▶ **Ziel der Aufgabe 1**:
Prüfe anhand des Leitsatzes zur Mehrwertsteuer-Identifikationsnummer, ob die Aussagen (a) bis (c) zutreffen, und belege jedes Ja oder Nein mit den entscheidenden Worten des Leitsatzes als genauem Zitat. (a) Die Richtlinie 2006/112/EG stammt vom 28. November 2006. (b) Die Steuerverwaltung darf die Zuteilung der Nummer schon deshalb versagen, weil der Gesellschaft nach ihrer Ansicht die Mittel für die angegebene Tätigkeit fehlen. (c) Ob ernsthafte Anzeichen für ein Risiko der Steuerhinterziehung vorgelegt wurden, hat das vorlegende Gericht zu würdigen.
____ Vorliegender Text
Entscheidungsstichwort (Thema)
Zuteilung einer Mehrwertsteuer-Identifikationsnummer, Versagung der Zuteilung an eine Gesellschaft, Verweigerung der Registrierung als Unternehmer mit der Begründung mangelnder unternehmerischer Fähigkeiten
Leitsatz (amtlich)
Die Art. 213, 214 und 273 der Richtlinie 2006/112/EG des Rates vom 28. November 2006 über das gemeinsame Mehrwertsteuersystem sind dahin auszulegen, dass sie es der Steuerverwaltung eines Mitgliedstaats verwehren, einer Gesellschaft die Zuteilung einer Mehrwertsteuer-Identifikationsnummer nur deshalb zu versagen, weil sie nach Ansicht dieser Verwaltung nicht über die materiellen, technischen und finanziellen Mittel verfügt, um die angegebene wirtschaftliche Tätigkeit auszuüben, und der Inhaber der Anteile dieser Gesellschaft bereits mehrfach eine solche Nummer für Gesellschaften erhalten hat, die nie wirklich eine wirtschaftliche Tätigkeit ausgeübt haben und deren Anteile kurz nach der Zuteilung dieser Nummer übertragen wurden, ohne dass die betreffende Steuerverwaltung anhand objektiver Anhaltspunkte dargelegt hat, dass ernsthafte Anzeichen für den Verdacht bestehen, dass die zugeteilte Mehrwertsteuer-Identifikationsnummer in betrügerischer Weise verwendet werden wird. Es ist Sache des vorlegenden Gerichts, zu würdigen, ob die Steuerverwaltung ernsthafte Anzeichen für das Vorliegen eines Risikos der Steuerhinterziehung im Ausgangsverfahren vorgelegt hat.
________
▶ **Ziel der Aufgabe 2**:
Gib die Zeilen der Auflistung unverändert wieder, beginnend bei der Zeile mit „bar <box>121 177 141 363</box>“ und endend mit der letzten Zeile der Auflistung, beide Zeilen eingeschlossen.
____ Daten zur Übung
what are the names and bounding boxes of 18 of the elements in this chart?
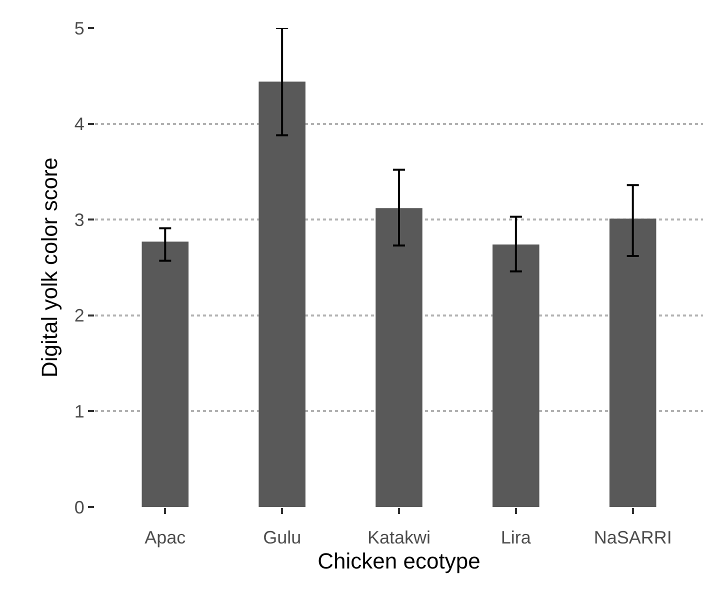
x-axis-title: Chicken ecotype <box>318 548 480 574</box>
bar <box>376 208 422 507</box>
x-tick-label: Apac <box>144 528 186 548</box>
y-axis-title: Digital yolk color score <box>37 157 62 378</box>
x-tick-label: Katakwi <box>367 528 431 548</box>
y-tick-label: 2 <box>74 306 84 326</box>
bar <box>609 218 656 507</box>
y-tick-label: 4 <box>74 114 84 134</box>
y-tick-label: 3 <box>74 210 84 230</box>
y-tick-label: 5 <box>74 18 84 38</box>
y-tick-label: 1 <box>74 402 84 422</box>
x-tick-label: Gulu <box>263 528 302 548</box>
bar <box>142 242 189 507</box>
bar <box>258 82 306 507</box>
x-tick-label: NaSARRI <box>594 528 672 548</box>
x-tick-label: Lira <box>500 528 532 548</box>
bar <box>492 244 540 507</box>
y-tick-label: 0 <box>74 497 84 518</box>
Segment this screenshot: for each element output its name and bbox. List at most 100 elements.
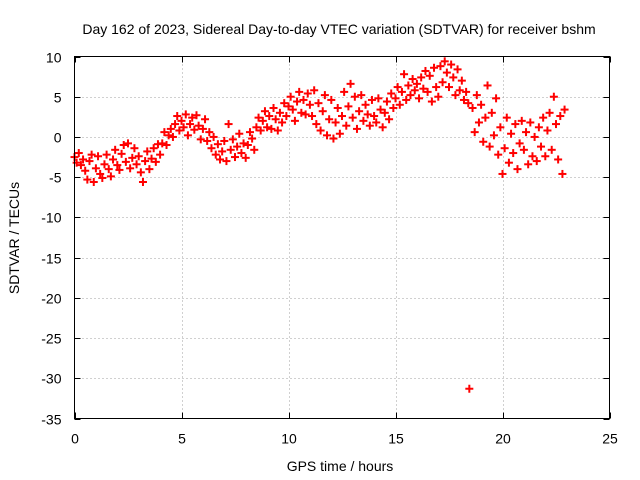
data-point-marker <box>402 95 411 104</box>
data-point-marker <box>102 150 111 159</box>
data-point-marker <box>385 115 394 124</box>
data-point-marker <box>162 140 171 149</box>
data-point-marker <box>479 137 488 146</box>
data-point-marker <box>168 132 177 141</box>
data-point-marker <box>260 107 269 116</box>
data-point-marker <box>100 160 109 169</box>
data-point-marker <box>106 172 115 181</box>
y-tick-label: -35 <box>41 412 61 428</box>
data-point-marker <box>335 129 344 138</box>
data-point-marker <box>344 102 353 111</box>
data-point-marker <box>541 152 550 161</box>
data-point-marker <box>243 140 252 149</box>
data-point-marker <box>547 145 556 154</box>
data-point-marker <box>267 124 276 133</box>
data-point-marker <box>412 79 421 88</box>
data-point-marker <box>481 113 490 122</box>
data-point-marker <box>492 94 501 103</box>
x-tick-label: 10 <box>281 431 297 447</box>
data-point-marker <box>250 145 259 154</box>
data-point-marker <box>387 89 396 98</box>
data-point-marker <box>333 103 342 112</box>
plot-frame <box>74 56 610 419</box>
data-point-marker <box>194 121 203 130</box>
data-point-marker <box>348 113 357 122</box>
data-point-marker <box>355 107 364 116</box>
data-point-marker <box>558 169 567 178</box>
y-axis-label: SDTVAR / TECUs <box>6 182 22 294</box>
data-point-marker <box>295 87 304 96</box>
data-point-marker <box>532 157 541 166</box>
data-point-marker <box>545 108 554 117</box>
data-point-marker <box>74 149 83 158</box>
tick-layer <box>74 56 611 420</box>
data-point-marker <box>284 102 293 111</box>
data-point-marker <box>434 92 443 101</box>
data-point-marker <box>477 100 486 109</box>
data-point-marker <box>256 126 265 135</box>
data-point-marker <box>303 89 312 98</box>
data-point-marker <box>297 108 306 117</box>
data-point-marker <box>96 169 105 178</box>
data-point-marker <box>325 115 334 124</box>
data-point-marker <box>442 68 451 77</box>
data-point-marker <box>115 165 124 174</box>
data-point-marker <box>269 103 278 112</box>
data-point-marker <box>290 116 299 125</box>
data-point-marker <box>419 84 428 93</box>
data-point-marker <box>196 135 205 144</box>
data-point-marker <box>318 107 327 116</box>
data-point-marker <box>504 158 513 167</box>
x-tick-label: 0 <box>71 431 79 447</box>
data-point-marker <box>468 103 477 112</box>
data-point-marker <box>237 149 246 158</box>
data-point-marker <box>489 131 498 140</box>
points-layer <box>70 57 569 393</box>
data-point-marker <box>156 150 165 159</box>
data-point-marker <box>453 65 462 74</box>
data-point-marker <box>83 175 92 184</box>
data-point-marker <box>190 125 199 134</box>
data-point-marker <box>203 136 212 145</box>
data-point-marker <box>271 115 280 124</box>
data-point-marker <box>543 126 552 135</box>
data-point-marker <box>522 128 531 137</box>
data-point-marker <box>220 136 229 145</box>
data-point-marker <box>87 150 96 159</box>
data-point-marker <box>472 91 481 100</box>
data-point-marker <box>378 123 387 132</box>
data-point-marker <box>181 110 190 119</box>
data-point-marker <box>76 161 85 170</box>
data-point-marker <box>209 132 218 141</box>
data-point-marker <box>517 116 526 125</box>
data-point-marker <box>233 142 242 151</box>
data-point-marker <box>91 164 100 173</box>
data-point-marker <box>288 105 297 114</box>
data-point-marker <box>113 161 122 170</box>
data-point-marker <box>218 147 227 156</box>
data-point-marker <box>254 113 263 122</box>
data-point-marker <box>145 165 154 174</box>
y-tick-label: -5 <box>49 170 62 186</box>
data-point-marker <box>410 86 419 95</box>
data-point-marker <box>346 79 355 88</box>
data-point-marker <box>278 118 287 127</box>
data-point-marker <box>121 157 130 166</box>
data-point-marker <box>459 95 468 104</box>
data-point-marker <box>273 126 282 135</box>
data-point-marker <box>361 100 370 109</box>
data-point-marker <box>389 103 398 112</box>
data-point-marker <box>320 91 329 100</box>
data-point-marker <box>117 149 126 158</box>
data-point-marker <box>498 169 507 178</box>
data-point-marker <box>192 111 201 120</box>
data-point-marker <box>350 92 359 101</box>
data-point-marker <box>487 108 496 117</box>
data-point-marker <box>425 71 434 80</box>
data-point-marker <box>534 123 543 132</box>
data-point-marker <box>183 131 192 140</box>
data-point-marker <box>530 132 539 141</box>
data-point-marker <box>451 91 460 100</box>
data-point-marker <box>528 152 537 161</box>
data-point-marker <box>263 123 272 132</box>
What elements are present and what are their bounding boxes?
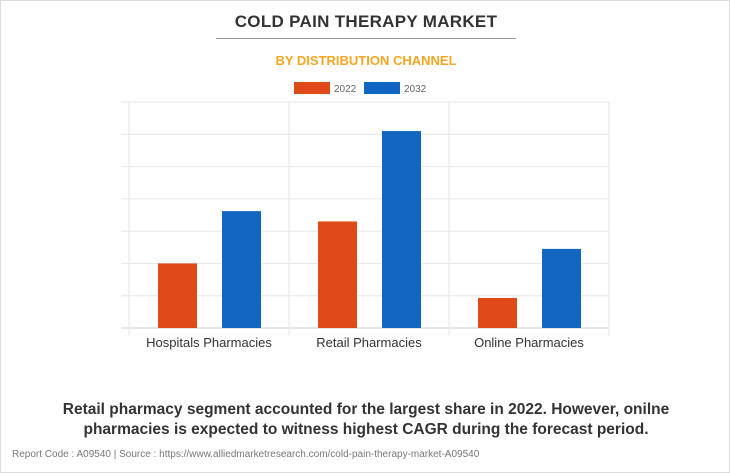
bar-2032 bbox=[382, 131, 421, 328]
legend-swatch-2022 bbox=[294, 82, 330, 94]
source-footer: Report Code : A09540 | Source : https://… bbox=[12, 449, 480, 460]
chart-caption: Retail pharmacy segment accounted for th… bbox=[62, 401, 670, 438]
bar-2022 bbox=[318, 221, 357, 328]
legend-swatch-2032 bbox=[364, 82, 400, 94]
x-tick-label: Hospitals Pharmacies bbox=[146, 335, 272, 350]
title-divider bbox=[216, 38, 516, 39]
x-tick-label: Retail Pharmacies bbox=[316, 335, 422, 350]
bar-2032 bbox=[222, 211, 261, 328]
bar-2022 bbox=[158, 263, 197, 328]
legend-label: 2032 bbox=[404, 84, 427, 95]
legend-label: 2022 bbox=[334, 84, 357, 95]
chart-subtitle: BY DISTRIBUTION CHANNEL bbox=[275, 53, 457, 68]
bar-2022 bbox=[478, 297, 517, 328]
x-tick-label: Online Pharmacies bbox=[474, 335, 584, 350]
bar-chart: Hospitals Pharmacies Retail Pharmacies Onl… bbox=[121, 82, 610, 350]
chart-title: COLD PAIN THERAPY MARKET bbox=[234, 12, 498, 31]
bar-2032 bbox=[542, 248, 581, 328]
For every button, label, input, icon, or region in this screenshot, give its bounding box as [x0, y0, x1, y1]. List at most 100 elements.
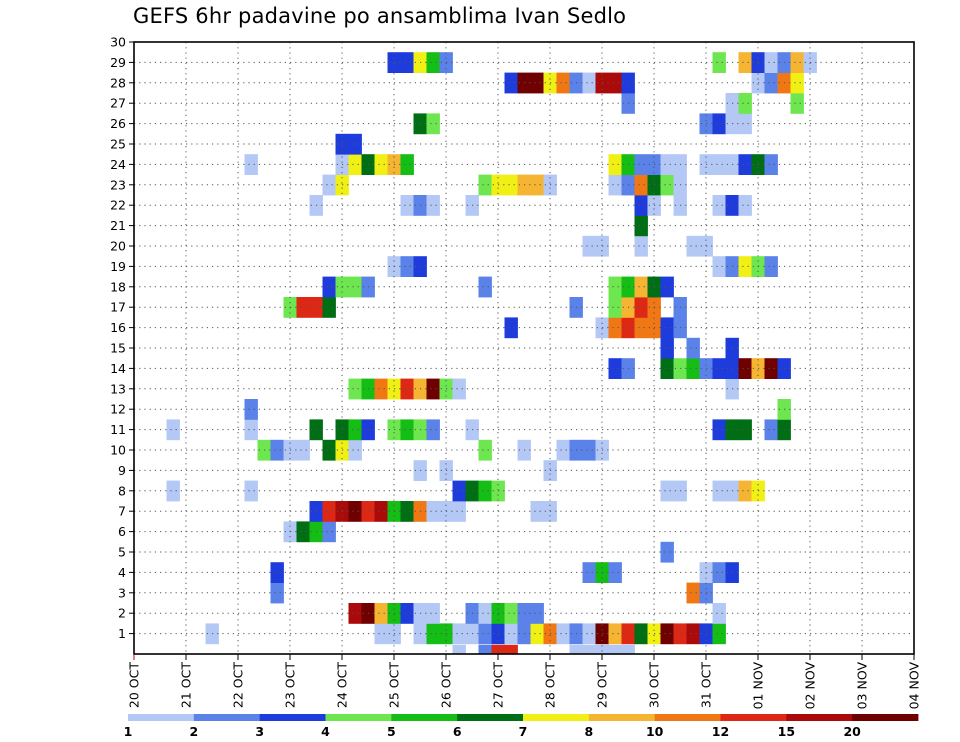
heatmap-cell [712, 256, 726, 277]
y-tick-label: 13 [110, 381, 126, 396]
heatmap-cell [478, 480, 492, 502]
heatmap-cell [660, 317, 674, 339]
heatmap-cell [660, 154, 674, 175]
heatmap-cell [244, 154, 258, 175]
legend-swatch [325, 714, 392, 721]
heatmap-cell [595, 644, 609, 654]
heatmap-cell [296, 521, 310, 543]
heatmap-cell [660, 358, 674, 379]
heatmap-cell [634, 154, 648, 175]
legend-swatch [523, 714, 590, 721]
heatmap-cell [634, 276, 648, 298]
heatmap-cell [764, 256, 778, 277]
y-tick-label: 20 [110, 239, 126, 254]
x-tick-label: 26 OCT [439, 662, 454, 708]
y-tick-label: 3 [118, 585, 126, 600]
heatmap-cell [322, 439, 336, 461]
y-tick-label: 25 [110, 137, 126, 152]
x-tick-label: 22 OCT [231, 662, 246, 708]
heatmap-cell [569, 644, 583, 654]
heatmap-cell [426, 113, 440, 135]
heatmap-cell [660, 276, 674, 298]
heatmap-cell [790, 52, 804, 73]
x-tick-label: 03 NOV [855, 662, 870, 710]
heatmap-cell [374, 154, 388, 175]
heatmap-cell [764, 358, 778, 379]
y-tick-label: 18 [110, 279, 126, 294]
heatmap-cell [790, 93, 804, 114]
heatmap-cell [530, 623, 544, 645]
heatmap-cell [582, 439, 596, 461]
heatmap-cell [556, 72, 570, 94]
heatmap-cell [400, 378, 414, 400]
heatmap-cell [738, 113, 752, 135]
x-tick-label: 20 OCT [127, 662, 142, 708]
heatmap-cell [348, 439, 362, 461]
heatmap-cell [556, 623, 570, 645]
heatmap-cell [660, 480, 674, 502]
legend-label: 10 [646, 724, 664, 739]
heatmap-cell [712, 562, 726, 583]
legend-swatch [588, 714, 656, 721]
heatmap-cell [374, 603, 388, 624]
heatmap-cell [660, 541, 674, 563]
y-tick-label: 12 [110, 402, 126, 417]
heatmap-cell [686, 358, 700, 379]
heatmap-cell [634, 195, 648, 216]
heatmap-cell [608, 358, 622, 379]
x-axis: 20 OCT 21 OCT 22 OCT 23 OCT 24 OCT 25 OCT 26 O… [127, 654, 922, 709]
heatmap-cell [660, 174, 674, 196]
heatmap-cell [712, 195, 726, 216]
heatmap-cell [426, 501, 440, 522]
heatmap-cell [582, 235, 596, 257]
heatmap-cell [634, 297, 648, 318]
heatmap-cell [608, 562, 622, 583]
heatmap-cell [712, 623, 726, 645]
heatmap-cell [608, 72, 622, 94]
heatmap-cell [712, 52, 726, 73]
heatmap-cell [426, 378, 440, 400]
heatmap-cell [608, 297, 622, 318]
heatmap-cell [504, 603, 518, 624]
y-tick-label: 10 [110, 443, 126, 458]
heatmap-cell [608, 174, 622, 196]
heatmap-cell [738, 195, 752, 216]
heatmap-cell [738, 154, 752, 175]
legend-label: 2 [189, 724, 198, 739]
heatmap-cell [348, 419, 362, 441]
heatmap-cell [504, 174, 518, 196]
heatmap-cell [504, 317, 518, 339]
heatmap-cell [322, 501, 336, 522]
heatmap-cell [478, 644, 492, 654]
legend-swatch [391, 714, 458, 721]
x-tick-label: 29 OCT [595, 662, 610, 708]
legend-label: 7 [519, 724, 528, 739]
heatmap-cell [530, 603, 544, 624]
y-tick-label: 5 [118, 545, 126, 560]
heatmap-cell [712, 603, 726, 624]
y-tick-label: 28 [110, 75, 126, 90]
heatmap-cell [244, 399, 258, 420]
heatmap-cell [452, 623, 466, 645]
heatmap-cell [426, 419, 440, 441]
heatmap-cell [322, 297, 336, 318]
legend-label: 8 [584, 724, 593, 739]
x-tick-label: 24 OCT [335, 662, 350, 708]
heatmap-cell [400, 256, 414, 277]
heatmap-cell [374, 501, 388, 522]
heatmap-cell [608, 276, 622, 298]
y-tick-label: 8 [118, 483, 126, 498]
legend-swatch [193, 714, 261, 721]
heatmap-cell [621, 644, 635, 654]
heatmap-cell [764, 52, 778, 73]
legend-swatch [654, 714, 721, 721]
heatmap-cell [634, 235, 648, 257]
heatmap-cell [348, 276, 362, 298]
heatmap-cell [452, 501, 466, 522]
heatmap-cell [530, 501, 544, 522]
heatmap-cell [400, 195, 414, 216]
heatmap-cell [322, 521, 336, 543]
y-tick-label: 27 [110, 96, 126, 111]
heatmap-cell [244, 480, 258, 502]
heatmap-cell [634, 317, 648, 339]
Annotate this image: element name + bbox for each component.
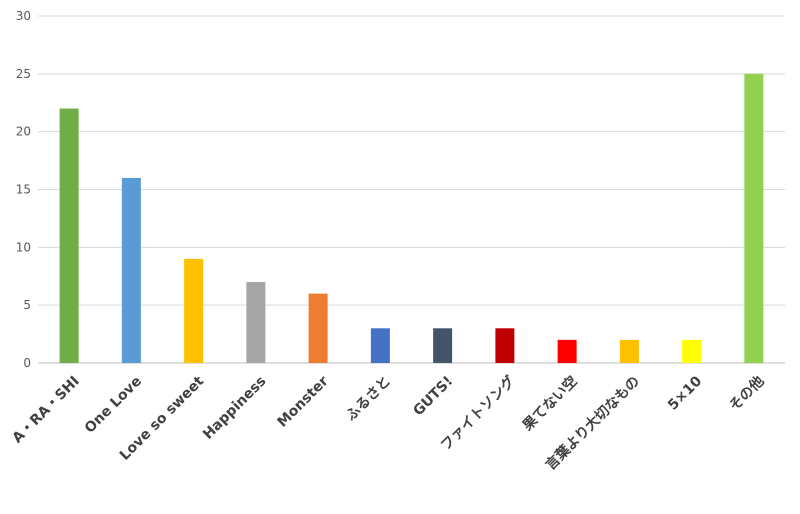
bar <box>121 177 141 363</box>
y-tick-label: 5 <box>23 298 31 312</box>
y-tick-label: 30 <box>16 9 31 23</box>
bar <box>744 73 764 363</box>
x-tick-label: Monster <box>274 373 331 430</box>
bar <box>370 328 390 363</box>
x-tick-label: Happiness <box>200 373 269 442</box>
gridlines <box>38 15 785 306</box>
bar <box>619 339 639 363</box>
y-tick-label: 25 <box>16 67 31 81</box>
y-tick-label: 0 <box>23 356 31 370</box>
bar <box>308 293 328 363</box>
bar <box>557 339 577 363</box>
bar <box>184 258 204 363</box>
bar <box>246 282 266 363</box>
x-tick-label: One Love <box>82 373 145 436</box>
x-tick-label: A・RA・SHI <box>10 373 83 446</box>
y-tick-label: 20 <box>16 125 31 139</box>
y-tick-label: 10 <box>16 240 31 254</box>
x-tick-label: その他 <box>726 373 768 415</box>
bar <box>682 339 702 363</box>
bar <box>495 328 515 363</box>
y-axis-ticks: 0 5 10 15 20 25 30 <box>16 9 31 370</box>
x-tick-label: 果てない空 <box>519 373 581 435</box>
bars <box>59 73 764 364</box>
x-tick-label: GUTS! <box>410 373 456 419</box>
x-tick-label: 5×10 <box>665 373 705 413</box>
bar <box>59 108 79 364</box>
x-tick-label: ふるさと <box>343 373 394 424</box>
bar <box>433 328 453 363</box>
y-tick-label: 15 <box>16 183 31 197</box>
________
▶ **Lösung der Aufgabe 1**:
(a) Ja: „Richtlinie 2006/112/EG des Rates vom 28. November 2006“
(b) Nein: „dass sie es der Steuerverwaltung eines Mitgliedstaats verwehren, einer Gesellschaft die Zuteilung einer Mehrwertsteuer-Identifikationsnummer nur deshalb zu versagen“
(c) Ja: „Es ist Sache des vorlegenden Gerichts, zu würdigen, ob die Steuerverwaltung ernsthafte Anzeichen für das Vorliegen eines Risikos der Steuerhinterziehung im Ausgangsverfahren vorgelegt hat.“

▶ **Lösung der Aufgabe 2**:
bar <box>121 177 141 363</box>
y-tick-label: 5 <box>23 298 31 312</box>
y-tick-label: 30 <box>16 9 31 23</box>
bar <box>744 73 764 363</box>
x-tick-label: Monster <box>274 373 331 430</box>
bar <box>370 328 390 363</box>
x-tick-label: Happiness <box>200 373 269 442</box>
gridlines <box>38 15 785 306</box>
bar <box>619 339 639 363</box>
y-tick-label: 25 <box>16 67 31 81</box>
y-tick-label: 0 <box>23 356 31 370</box>
bar <box>308 293 328 363</box>
bar <box>557 339 577 363</box>
bar <box>184 258 204 363</box>
bar <box>246 282 266 363</box>
x-tick-label: One Love <box>82 373 145 436</box>
x-tick-label: A・RA・SHI <box>10 373 83 446</box>
y-tick-label: 20 <box>16 125 31 139</box>
y-tick-label: 10 <box>16 240 31 254</box>
x-tick-label: その他 <box>726 373 768 415</box>
bar <box>682 339 702 363</box>
bar <box>495 328 515 363</box>
y-axis-ticks: 0 5 10 15 20 25 30 <box>16 9 31 370</box>
x-tick-label: 果てない空 <box>519 373 581 435</box>
bars <box>59 73 764 364</box>
x-tick-label: GUTS! <box>410 373 456 419</box>
x-tick-label: 5×10 <box>665 373 705 413</box>
bar <box>59 108 79 364</box>
x-tick-label: ふるさと <box>343 373 394 424</box>
bar <box>433 328 453 363</box>
y-tick-label: 15 <box>16 183 31 197</box>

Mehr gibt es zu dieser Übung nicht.